*** Provided data

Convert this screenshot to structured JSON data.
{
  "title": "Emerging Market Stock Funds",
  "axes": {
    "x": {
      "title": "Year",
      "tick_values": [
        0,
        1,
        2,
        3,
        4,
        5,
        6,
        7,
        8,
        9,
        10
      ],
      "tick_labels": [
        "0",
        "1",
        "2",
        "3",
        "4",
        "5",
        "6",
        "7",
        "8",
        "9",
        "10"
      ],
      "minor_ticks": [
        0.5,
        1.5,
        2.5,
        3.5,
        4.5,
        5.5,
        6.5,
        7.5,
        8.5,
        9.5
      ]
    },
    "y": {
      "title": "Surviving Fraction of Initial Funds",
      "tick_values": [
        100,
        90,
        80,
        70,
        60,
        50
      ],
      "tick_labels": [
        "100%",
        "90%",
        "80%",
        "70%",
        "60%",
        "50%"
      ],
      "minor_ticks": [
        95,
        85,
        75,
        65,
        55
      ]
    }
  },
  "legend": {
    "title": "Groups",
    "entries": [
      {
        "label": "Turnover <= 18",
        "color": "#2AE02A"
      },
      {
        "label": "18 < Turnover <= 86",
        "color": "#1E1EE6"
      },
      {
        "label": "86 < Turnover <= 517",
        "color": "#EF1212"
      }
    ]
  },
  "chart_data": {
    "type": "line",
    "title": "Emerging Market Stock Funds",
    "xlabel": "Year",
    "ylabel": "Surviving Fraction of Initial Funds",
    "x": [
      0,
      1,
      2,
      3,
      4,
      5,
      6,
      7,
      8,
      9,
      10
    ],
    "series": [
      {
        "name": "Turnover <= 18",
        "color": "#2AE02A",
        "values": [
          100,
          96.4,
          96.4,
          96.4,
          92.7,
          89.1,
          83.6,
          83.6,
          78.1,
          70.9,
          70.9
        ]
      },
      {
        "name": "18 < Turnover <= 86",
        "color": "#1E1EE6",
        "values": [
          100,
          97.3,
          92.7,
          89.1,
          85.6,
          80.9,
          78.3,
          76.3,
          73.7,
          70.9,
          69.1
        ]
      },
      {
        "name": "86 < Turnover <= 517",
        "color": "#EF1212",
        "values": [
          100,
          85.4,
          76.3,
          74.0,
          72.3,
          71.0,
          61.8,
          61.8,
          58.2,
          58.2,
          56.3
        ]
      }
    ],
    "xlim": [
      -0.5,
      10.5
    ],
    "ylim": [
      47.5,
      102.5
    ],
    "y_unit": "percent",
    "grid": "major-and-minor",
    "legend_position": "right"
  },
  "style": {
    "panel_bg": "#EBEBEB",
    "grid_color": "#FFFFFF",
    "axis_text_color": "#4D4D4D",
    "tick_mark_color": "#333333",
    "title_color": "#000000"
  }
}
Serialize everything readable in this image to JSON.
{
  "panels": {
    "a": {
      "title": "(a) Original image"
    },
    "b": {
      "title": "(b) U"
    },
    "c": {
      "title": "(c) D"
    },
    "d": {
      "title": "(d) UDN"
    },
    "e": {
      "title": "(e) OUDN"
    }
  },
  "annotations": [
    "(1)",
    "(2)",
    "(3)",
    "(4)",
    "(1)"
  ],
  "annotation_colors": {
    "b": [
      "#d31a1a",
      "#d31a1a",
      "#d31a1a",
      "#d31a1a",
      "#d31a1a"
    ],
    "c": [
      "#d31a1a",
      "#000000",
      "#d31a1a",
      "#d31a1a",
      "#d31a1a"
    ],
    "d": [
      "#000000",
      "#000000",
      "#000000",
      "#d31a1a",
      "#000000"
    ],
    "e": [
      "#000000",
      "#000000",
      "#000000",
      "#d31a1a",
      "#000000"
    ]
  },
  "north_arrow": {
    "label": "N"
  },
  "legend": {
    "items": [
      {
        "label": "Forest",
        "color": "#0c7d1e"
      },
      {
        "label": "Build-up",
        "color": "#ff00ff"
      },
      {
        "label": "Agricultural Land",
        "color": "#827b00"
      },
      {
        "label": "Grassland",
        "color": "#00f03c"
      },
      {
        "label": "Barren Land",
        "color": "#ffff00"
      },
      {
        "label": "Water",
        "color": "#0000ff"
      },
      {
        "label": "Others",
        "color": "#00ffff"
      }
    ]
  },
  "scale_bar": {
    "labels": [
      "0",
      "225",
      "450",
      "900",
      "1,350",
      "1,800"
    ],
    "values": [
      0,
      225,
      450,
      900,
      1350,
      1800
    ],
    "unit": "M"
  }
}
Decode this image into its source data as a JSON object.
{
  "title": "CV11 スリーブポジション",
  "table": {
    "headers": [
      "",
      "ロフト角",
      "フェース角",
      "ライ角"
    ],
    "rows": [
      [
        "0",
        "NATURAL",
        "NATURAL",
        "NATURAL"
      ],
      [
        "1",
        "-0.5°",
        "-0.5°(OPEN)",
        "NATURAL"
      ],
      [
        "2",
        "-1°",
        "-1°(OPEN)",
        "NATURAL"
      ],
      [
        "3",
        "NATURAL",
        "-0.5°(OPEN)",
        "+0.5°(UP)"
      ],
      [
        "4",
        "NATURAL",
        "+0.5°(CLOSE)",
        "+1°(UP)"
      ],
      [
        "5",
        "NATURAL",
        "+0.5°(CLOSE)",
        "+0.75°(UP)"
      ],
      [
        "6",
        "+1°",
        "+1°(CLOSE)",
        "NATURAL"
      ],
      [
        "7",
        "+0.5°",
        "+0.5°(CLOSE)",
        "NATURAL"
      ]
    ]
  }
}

******

Aim of the exercise = Reproduce each line of the entries in which the word "Fraction" is found.

Reply to the task =
      "title": "Surviving Fraction of Initial Funds",
    "ylabel": "Surviving Fraction of Initial Funds",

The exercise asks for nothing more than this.